Brief
Every record here should be printed again exactly.

-- START Exercise input --

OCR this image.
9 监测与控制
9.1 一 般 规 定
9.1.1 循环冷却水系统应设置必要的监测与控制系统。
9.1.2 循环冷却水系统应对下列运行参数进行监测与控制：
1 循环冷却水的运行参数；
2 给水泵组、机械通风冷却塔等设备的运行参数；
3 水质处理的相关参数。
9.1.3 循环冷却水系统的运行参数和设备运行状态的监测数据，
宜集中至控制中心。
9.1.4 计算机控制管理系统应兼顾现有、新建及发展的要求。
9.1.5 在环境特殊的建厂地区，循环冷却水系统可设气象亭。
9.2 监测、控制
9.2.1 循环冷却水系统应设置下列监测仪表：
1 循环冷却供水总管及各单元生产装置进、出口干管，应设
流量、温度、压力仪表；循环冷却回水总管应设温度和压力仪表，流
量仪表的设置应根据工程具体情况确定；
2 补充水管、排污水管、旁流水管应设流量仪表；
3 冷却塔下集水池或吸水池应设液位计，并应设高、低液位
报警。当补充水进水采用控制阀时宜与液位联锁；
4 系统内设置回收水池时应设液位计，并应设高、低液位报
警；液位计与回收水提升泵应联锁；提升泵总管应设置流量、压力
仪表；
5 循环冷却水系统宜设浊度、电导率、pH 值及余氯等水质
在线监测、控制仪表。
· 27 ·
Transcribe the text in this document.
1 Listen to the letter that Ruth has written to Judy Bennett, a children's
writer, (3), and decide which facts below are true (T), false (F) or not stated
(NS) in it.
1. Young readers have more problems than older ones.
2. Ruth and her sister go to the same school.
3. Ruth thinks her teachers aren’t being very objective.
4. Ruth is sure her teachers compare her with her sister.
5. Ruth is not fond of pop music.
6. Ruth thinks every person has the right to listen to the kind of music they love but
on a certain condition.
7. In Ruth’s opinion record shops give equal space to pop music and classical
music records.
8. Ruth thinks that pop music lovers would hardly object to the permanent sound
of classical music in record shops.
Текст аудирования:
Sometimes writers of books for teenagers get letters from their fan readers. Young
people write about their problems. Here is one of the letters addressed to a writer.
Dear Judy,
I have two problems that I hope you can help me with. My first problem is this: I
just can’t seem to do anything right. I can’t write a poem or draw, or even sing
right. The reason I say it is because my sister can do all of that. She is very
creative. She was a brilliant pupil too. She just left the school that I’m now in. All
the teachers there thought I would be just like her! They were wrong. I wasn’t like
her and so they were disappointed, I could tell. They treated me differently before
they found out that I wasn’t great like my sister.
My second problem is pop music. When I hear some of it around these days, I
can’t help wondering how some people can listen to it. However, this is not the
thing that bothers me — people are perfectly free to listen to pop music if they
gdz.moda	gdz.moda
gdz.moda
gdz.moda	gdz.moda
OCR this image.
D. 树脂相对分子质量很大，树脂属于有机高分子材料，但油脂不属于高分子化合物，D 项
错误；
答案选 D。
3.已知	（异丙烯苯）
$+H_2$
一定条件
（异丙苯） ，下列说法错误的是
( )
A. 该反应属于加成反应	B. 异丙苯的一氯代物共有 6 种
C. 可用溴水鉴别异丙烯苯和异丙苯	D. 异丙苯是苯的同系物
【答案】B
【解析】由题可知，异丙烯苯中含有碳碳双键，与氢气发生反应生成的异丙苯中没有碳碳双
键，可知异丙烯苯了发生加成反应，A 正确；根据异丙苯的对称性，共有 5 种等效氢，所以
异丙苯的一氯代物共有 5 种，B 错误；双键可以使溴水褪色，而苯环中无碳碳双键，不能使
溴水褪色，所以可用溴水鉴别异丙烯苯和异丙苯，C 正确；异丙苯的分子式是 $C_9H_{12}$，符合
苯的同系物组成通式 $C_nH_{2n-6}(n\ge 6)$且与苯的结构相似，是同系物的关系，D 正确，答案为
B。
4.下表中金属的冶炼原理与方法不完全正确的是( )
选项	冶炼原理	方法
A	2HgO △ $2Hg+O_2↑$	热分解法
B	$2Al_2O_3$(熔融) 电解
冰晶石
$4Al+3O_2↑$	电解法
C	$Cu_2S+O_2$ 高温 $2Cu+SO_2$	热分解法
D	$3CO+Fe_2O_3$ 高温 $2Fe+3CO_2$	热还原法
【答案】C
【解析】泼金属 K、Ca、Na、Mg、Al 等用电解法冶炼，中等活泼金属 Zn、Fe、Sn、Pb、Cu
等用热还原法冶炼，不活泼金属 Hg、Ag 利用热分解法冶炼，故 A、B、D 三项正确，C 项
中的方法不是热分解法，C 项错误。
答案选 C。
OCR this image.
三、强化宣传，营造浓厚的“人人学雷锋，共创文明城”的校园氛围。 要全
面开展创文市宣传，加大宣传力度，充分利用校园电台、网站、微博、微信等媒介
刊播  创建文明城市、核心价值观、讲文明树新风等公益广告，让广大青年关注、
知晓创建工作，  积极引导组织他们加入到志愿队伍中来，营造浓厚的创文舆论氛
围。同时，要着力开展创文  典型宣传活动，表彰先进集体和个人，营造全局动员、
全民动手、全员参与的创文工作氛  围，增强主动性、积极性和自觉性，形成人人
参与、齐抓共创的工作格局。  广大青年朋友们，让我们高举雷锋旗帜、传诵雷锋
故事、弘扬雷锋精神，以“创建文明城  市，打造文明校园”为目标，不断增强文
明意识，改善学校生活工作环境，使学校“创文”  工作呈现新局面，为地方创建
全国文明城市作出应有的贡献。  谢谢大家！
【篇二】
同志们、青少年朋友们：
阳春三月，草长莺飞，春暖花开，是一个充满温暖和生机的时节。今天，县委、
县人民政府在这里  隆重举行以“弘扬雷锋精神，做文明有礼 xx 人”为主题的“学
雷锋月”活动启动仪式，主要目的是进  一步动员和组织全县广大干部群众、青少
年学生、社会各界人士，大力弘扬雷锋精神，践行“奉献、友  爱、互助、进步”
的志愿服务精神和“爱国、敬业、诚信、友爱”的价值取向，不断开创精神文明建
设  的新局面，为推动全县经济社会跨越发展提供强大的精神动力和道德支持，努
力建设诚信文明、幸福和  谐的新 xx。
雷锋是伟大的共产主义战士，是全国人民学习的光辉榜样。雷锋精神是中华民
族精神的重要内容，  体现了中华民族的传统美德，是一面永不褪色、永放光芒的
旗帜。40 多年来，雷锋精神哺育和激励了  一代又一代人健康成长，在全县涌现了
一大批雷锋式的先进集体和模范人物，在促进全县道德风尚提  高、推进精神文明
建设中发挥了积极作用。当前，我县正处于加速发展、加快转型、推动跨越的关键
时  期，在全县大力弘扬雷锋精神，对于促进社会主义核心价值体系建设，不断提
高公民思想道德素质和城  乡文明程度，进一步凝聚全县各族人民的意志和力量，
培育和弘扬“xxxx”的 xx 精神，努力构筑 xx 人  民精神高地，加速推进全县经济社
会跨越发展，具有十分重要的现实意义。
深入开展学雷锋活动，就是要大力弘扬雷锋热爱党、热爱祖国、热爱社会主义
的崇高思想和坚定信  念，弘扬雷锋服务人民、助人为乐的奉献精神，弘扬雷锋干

-- END Exercise input --

Written response
OCR this image.
9 监测与控制
9.1 一 般 规 定
9.1.1 循环冷却水系统应设置必要的监测与控制系统。
9.1.2 循环冷却水系统应对下列运行参数进行监测与控制：
1 循环冷却水的运行参数；
2 给水泵组、机械通风冷却塔等设备的运行参数；
3 水质处理的相关参数。
9.1.3 循环冷却水系统的运行参数和设备运行状态的监测数据，
宜集中至控制中心。
9.1.4 计算机控制管理系统应兼顾现有、新建及发展的要求。
9.1.5 在环境特殊的建厂地区，循环冷却水系统可设气象亭。
9.2 监测、控制
9.2.1 循环冷却水系统应设置下列监测仪表：
1 循环冷却供水总管及各单元生产装置进、出口干管，应设
流量、温度、压力仪表；循环冷却回水总管应设温度和压力仪表，流
量仪表的设置应根据工程具体情况确定；
2 补充水管、排污水管、旁流水管应设流量仪表；
3 冷却塔下集水池或吸水池应设液位计，并应设高、低液位
报警。当补充水进水采用控制阀时宜与液位联锁；
4 系统内设置回收水池时应设液位计，并应设高、低液位报
警；液位计与回收水提升泵应联锁；提升泵总管应设置流量、压力
仪表；
5 循环冷却水系统宜设浊度、电导率、pH 值及余氯等水质
在线监测、控制仪表。
· 27 ·
Transcribe the text in this document.
1 Listen to the letter that Ruth has written to Judy Bennett, a children's
writer, (3), and decide which facts below are true (T), false (F) or not stated
(NS) in it.
1. Young readers have more problems than older ones.
2. Ruth and her sister go to the same school.
3. Ruth thinks her teachers aren’t being very objective.
4. Ruth is sure her teachers compare her with her sister.
5. Ruth is not fond of pop music.
6. Ruth thinks every person has the right to listen to the kind of music they love but
on a certain condition.
7. In Ruth’s opinion record shops give equal space to pop music and classical
music records.
8. Ruth thinks that pop music lovers would hardly object to the permanent sound
of classical music in record shops.
Текст аудирования:
Sometimes writers of books for teenagers get letters from their fan readers. Young
people write about their problems. Here is one of the letters addressed to a writer.
Dear Judy,
I have two problems that I hope you can help me with. My first problem is this: I
just can’t seem to do anything right. I can’t write a poem or draw, or even sing
right. The reason I say it is because my sister can do all of that. She is very
creative. She was a brilliant pupil too. She just left the school that I’m now in. All
the teachers there thought I would be just like her! They were wrong. I wasn’t like
her and so they were disappointed, I could tell. They treated me differently before
they found out that I wasn’t great like my sister.
My second problem is pop music. When I hear some of it around these days, I
can’t help wondering how some people can listen to it. However, this is not the
thing that bothers me — people are perfectly free to listen to pop music if they
gdz.moda	gdz.moda
gdz.moda
gdz.moda	gdz.moda
OCR this image.
D. 树脂相对分子质量很大，树脂属于有机高分子材料，但油脂不属于高分子化合物，D 项
错误；
答案选 D。
3.已知	（异丙烯苯）
$+H_2$
一定条件
（异丙苯） ，下列说法错误的是
( )
A. 该反应属于加成反应	B. 异丙苯的一氯代物共有 6 种
C. 可用溴水鉴别异丙烯苯和异丙苯	D. 异丙苯是苯的同系物
【答案】B
【解析】由题可知，异丙烯苯中含有碳碳双键，与氢气发生反应生成的异丙苯中没有碳碳双
键，可知异丙烯苯了发生加成反应，A 正确；根据异丙苯的对称性，共有 5 种等效氢，所以
异丙苯的一氯代物共有 5 种，B 错误；双键可以使溴水褪色，而苯环中无碳碳双键，不能使
溴水褪色，所以可用溴水鉴别异丙烯苯和异丙苯，C 正确；异丙苯的分子式是 $C_9H_{12}$，符合
苯的同系物组成通式 $C_nH_{2n-6}(n\ge 6)$且与苯的结构相似，是同系物的关系，D 正确，答案为
B。
4.下表中金属的冶炼原理与方法不完全正确的是( )
选项	冶炼原理	方法
A	2HgO △ $2Hg+O_2↑$	热分解法
B	$2Al_2O_3$(熔融) 电解
冰晶石
$4Al+3O_2↑$	电解法
C	$Cu_2S+O_2$ 高温 $2Cu+SO_2$	热分解法
D	$3CO+Fe_2O_3$ 高温 $2Fe+3CO_2$	热还原法
【答案】C
【解析】泼金属 K、Ca、Na、Mg、Al 等用电解法冶炼，中等活泼金属 Zn、Fe、Sn、Pb、Cu
等用热还原法冶炼，不活泼金属 Hg、Ag 利用热分解法冶炼，故 A、B、D 三项正确，C 项
中的方法不是热分解法，C 项错误。
答案选 C。
OCR this image.
三、强化宣传，营造浓厚的“人人学雷锋，共创文明城”的校园氛围。 要全
面开展创文市宣传，加大宣传力度，充分利用校园电台、网站、微博、微信等媒介
刊播  创建文明城市、核心价值观、讲文明树新风等公益广告，让广大青年关注、
知晓创建工作，  积极引导组织他们加入到志愿队伍中来，营造浓厚的创文舆论氛
围。同时，要着力开展创文  典型宣传活动，表彰先进集体和个人，营造全局动员、
全民动手、全员参与的创文工作氛  围，增强主动性、积极性和自觉性，形成人人
参与、齐抓共创的工作格局。  广大青年朋友们，让我们高举雷锋旗帜、传诵雷锋
故事、弘扬雷锋精神，以“创建文明城  市，打造文明校园”为目标，不断增强文
明意识，改善学校生活工作环境，使学校“创文”  工作呈现新局面，为地方创建
全国文明城市作出应有的贡献。  谢谢大家！
【篇二】
同志们、青少年朋友们：
阳春三月，草长莺飞，春暖花开，是一个充满温暖和生机的时节。今天，县委、
县人民政府在这里  隆重举行以“弘扬雷锋精神，做文明有礼 xx 人”为主题的“学
雷锋月”活动启动仪式，主要目的是进  一步动员和组织全县广大干部群众、青少
年学生、社会各界人士，大力弘扬雷锋精神，践行“奉献、友  爱、互助、进步”
的志愿服务精神和“爱国、敬业、诚信、友爱”的价值取向，不断开创精神文明建
设  的新局面，为推动全县经济社会跨越发展提供强大的精神动力和道德支持，努
力建设诚信文明、幸福和  谐的新 xx。
雷锋是伟大的共产主义战士，是全国人民学习的光辉榜样。雷锋精神是中华民
族精神的重要内容，  体现了中华民族的传统美德，是一面永不褪色、永放光芒的
旗帜。40 多年来，雷锋精神哺育和激励了  一代又一代人健康成长，在全县涌现了
一大批雷锋式的先进集体和模范人物，在促进全县道德风尚提  高、推进精神文明
建设中发挥了积极作用。当前，我县正处于加速发展、加快转型、推动跨越的关键
时  期，在全县大力弘扬雷锋精神，对于促进社会主义核心价值体系建设，不断提
高公民思想道德素质和城  乡文明程度，进一步凝聚全县各族人民的意志和力量，
培育和弘扬“xxxx”的 xx 精神，努力构筑 xx 人  民精神高地，加速推进全县经济社
会跨越发展，具有十分重要的现实意义。
深入开展学雷锋活动，就是要大力弘扬雷锋热爱党、热爱祖国、热爱社会主义
的崇高思想和坚定信  念，弘扬雷锋服务人民、助人为乐的奉献精神，弘扬雷锋干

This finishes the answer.